## PROVIDED DATA

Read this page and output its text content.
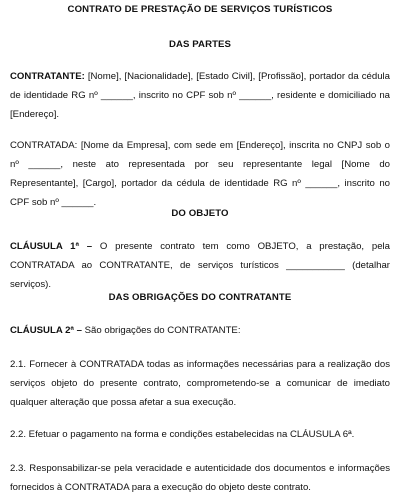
CONTRATO DE PRESTAÇÃO DE SERVIÇOS TURÍSTICOS
DAS PARTES

CONTRATANTE: [Nome], [Nacionalidade], [Estado Civil], [Profissão], portador da cédula de identidade RG nº ______, inscrito no CPF sob nº ______, residente e domiciliado na [Endereço].

CONTRATADA: [Nome da Empresa], com sede em [Endereço], inscrita no CNPJ sob o nº ______, neste ato representada por seu representante legal [Nome do Representante], [Cargo], portador da cédula de identidade RG nº ______, inscrito no CPF sob nº ______.

DO OBJETO

CLÁUSULA 1ª – O presente contrato tem como OBJETO, a prestação, pela CONTRATADA ao CONTRATANTE, de serviços turísticos ___________ (detalhar serviços).

DAS OBRIGAÇÕES DO CONTRATANTE

CLÁUSULA 2ª – São obrigações do CONTRATANTE:

2.1. Fornecer à CONTRATADA todas as informações necessárias para a realização dos serviços objeto do presente contrato, comprometendo-se a comunicar de imediato qualquer alteração que possa afetar a sua execução.

2.2. Efetuar o pagamento na forma e condições estabelecidas na CLÁUSULA 6ª.

2.3. Responsabilizar-se pela veracidade e autenticidade dos documentos e informações fornecidos à CONTRATADA para a execução do objeto deste contrato.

## AIM OF THE TASK
List all lines in the material containing the string "CONTRATANTE".

## SOLVED PROBLEM
CONTRATANTE: [Nome], [Nacionalidade], [Estado Civil], [Profissão], portador da cédula de identidade RG nº ______, inscrito no CPF sob nº ______, residente e domiciliado na [Endereço].
CLÁUSULA 1ª – O presente contrato tem como OBJETO, a prestação, pela CONTRATADA ao CONTRATANTE, de serviços turísticos ___________ (detalhar serviços).
DAS OBRIGAÇÕES DO CONTRATANTE
CLÁUSULA 2ª – São obrigações do CONTRATANTE:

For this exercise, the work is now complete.